[Extracted records]
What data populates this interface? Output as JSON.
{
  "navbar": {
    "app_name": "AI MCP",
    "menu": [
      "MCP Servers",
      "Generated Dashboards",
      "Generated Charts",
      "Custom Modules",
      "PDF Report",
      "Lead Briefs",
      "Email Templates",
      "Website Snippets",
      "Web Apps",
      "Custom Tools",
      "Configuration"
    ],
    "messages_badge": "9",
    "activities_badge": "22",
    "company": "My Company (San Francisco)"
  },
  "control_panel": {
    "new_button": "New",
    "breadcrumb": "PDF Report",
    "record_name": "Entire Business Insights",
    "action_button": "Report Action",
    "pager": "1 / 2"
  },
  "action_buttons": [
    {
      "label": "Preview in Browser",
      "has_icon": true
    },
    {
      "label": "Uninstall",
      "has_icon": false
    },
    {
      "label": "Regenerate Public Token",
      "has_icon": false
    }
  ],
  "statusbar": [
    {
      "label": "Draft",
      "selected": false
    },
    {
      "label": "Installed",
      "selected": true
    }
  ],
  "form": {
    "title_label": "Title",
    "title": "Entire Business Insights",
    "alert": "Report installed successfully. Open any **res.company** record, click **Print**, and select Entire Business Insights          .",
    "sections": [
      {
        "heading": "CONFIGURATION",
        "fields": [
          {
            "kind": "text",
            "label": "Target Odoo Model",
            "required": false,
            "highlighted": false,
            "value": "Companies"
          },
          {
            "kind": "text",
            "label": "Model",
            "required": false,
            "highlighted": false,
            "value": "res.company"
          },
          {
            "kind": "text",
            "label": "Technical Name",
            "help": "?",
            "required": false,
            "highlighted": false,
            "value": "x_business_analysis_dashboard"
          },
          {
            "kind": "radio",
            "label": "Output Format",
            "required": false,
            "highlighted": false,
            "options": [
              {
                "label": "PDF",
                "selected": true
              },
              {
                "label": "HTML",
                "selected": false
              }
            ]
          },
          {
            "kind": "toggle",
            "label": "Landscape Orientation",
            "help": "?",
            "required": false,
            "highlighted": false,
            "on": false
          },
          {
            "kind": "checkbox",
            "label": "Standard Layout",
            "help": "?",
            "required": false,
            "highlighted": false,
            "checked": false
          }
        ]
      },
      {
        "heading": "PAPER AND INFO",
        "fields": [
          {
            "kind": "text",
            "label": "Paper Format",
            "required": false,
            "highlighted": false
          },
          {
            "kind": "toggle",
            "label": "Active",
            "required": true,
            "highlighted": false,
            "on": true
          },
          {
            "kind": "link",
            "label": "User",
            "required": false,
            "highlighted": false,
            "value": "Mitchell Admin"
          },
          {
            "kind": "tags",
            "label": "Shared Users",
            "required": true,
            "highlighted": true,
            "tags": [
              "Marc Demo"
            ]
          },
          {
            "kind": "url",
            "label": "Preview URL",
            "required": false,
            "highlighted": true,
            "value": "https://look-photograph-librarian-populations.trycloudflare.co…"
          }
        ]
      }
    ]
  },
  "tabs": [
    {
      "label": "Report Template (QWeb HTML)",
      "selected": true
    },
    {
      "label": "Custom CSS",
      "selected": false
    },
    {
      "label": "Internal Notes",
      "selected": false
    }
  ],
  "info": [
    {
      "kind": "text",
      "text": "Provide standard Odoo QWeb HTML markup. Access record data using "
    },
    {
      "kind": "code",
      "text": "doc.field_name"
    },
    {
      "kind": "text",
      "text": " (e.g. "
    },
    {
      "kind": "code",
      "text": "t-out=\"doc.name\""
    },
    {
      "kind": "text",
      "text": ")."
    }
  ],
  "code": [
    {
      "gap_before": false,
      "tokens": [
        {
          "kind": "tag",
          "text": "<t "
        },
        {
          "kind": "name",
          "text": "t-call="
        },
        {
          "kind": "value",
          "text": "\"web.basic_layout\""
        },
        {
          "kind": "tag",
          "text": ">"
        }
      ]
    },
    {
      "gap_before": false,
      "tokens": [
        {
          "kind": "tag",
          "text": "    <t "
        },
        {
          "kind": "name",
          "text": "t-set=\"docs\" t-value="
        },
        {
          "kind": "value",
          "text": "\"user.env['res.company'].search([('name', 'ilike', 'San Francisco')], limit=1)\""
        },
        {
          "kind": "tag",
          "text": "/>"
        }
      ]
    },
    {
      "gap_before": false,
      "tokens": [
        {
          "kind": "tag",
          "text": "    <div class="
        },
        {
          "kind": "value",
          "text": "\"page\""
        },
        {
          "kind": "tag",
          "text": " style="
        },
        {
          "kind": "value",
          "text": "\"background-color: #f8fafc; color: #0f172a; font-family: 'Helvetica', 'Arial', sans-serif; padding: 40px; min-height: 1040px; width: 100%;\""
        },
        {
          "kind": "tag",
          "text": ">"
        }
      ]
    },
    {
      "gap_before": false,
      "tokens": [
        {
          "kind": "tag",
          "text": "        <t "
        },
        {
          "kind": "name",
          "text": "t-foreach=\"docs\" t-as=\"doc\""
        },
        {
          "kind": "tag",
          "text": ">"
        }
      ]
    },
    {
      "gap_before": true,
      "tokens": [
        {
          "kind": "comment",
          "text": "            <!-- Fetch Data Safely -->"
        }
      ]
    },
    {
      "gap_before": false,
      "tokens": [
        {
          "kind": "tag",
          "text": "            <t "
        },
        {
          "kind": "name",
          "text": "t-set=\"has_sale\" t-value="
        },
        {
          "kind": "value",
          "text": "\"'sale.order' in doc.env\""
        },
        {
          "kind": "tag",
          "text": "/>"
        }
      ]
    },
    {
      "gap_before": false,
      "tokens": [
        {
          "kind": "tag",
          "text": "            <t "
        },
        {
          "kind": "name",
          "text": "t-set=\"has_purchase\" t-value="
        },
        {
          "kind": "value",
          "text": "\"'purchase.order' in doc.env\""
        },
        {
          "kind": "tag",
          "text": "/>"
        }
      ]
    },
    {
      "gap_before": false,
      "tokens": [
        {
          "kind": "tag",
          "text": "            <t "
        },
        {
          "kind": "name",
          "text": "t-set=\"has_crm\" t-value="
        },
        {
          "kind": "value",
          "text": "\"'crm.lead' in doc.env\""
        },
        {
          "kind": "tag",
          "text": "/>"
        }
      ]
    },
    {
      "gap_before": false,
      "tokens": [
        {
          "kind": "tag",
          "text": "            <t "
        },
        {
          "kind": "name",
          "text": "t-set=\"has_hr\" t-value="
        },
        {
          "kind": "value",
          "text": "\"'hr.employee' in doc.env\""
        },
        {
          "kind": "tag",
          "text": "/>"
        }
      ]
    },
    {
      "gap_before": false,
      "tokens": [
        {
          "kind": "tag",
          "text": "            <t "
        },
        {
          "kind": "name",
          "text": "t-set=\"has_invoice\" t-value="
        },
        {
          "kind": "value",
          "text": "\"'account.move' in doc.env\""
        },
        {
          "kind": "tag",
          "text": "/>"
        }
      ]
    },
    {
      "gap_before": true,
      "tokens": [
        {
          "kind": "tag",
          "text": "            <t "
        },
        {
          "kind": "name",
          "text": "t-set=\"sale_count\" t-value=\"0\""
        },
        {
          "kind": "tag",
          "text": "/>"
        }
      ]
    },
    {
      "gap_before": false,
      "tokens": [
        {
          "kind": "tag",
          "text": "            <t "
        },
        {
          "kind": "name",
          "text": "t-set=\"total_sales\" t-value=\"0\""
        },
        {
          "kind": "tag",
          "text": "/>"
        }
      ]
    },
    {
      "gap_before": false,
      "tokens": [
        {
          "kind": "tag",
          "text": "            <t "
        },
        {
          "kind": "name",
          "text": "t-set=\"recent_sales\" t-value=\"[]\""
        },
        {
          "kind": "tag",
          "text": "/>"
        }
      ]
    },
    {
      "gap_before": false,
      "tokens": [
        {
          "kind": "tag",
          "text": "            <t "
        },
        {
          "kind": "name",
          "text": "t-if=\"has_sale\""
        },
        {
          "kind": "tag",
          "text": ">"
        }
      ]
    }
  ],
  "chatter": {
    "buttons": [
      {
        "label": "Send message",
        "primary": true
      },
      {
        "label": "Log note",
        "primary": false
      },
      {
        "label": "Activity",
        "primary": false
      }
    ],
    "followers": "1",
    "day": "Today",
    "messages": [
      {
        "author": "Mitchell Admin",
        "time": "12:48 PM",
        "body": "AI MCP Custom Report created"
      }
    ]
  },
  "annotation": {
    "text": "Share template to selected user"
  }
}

- Challenge: Identify each line containing the string "Report" and copy it out.

- Response for this exercise:
      "PDF Report",
    "breadcrumb": "PDF Report",
    "action_button": "Report Action",
    "alert": "Report installed successfully. Open any **res.company** record, click **Print**, and select Entire Business Insights          .",
      "label": "Report Template (QWeb HTML)",
        "body": "AI MCP Custom Report created"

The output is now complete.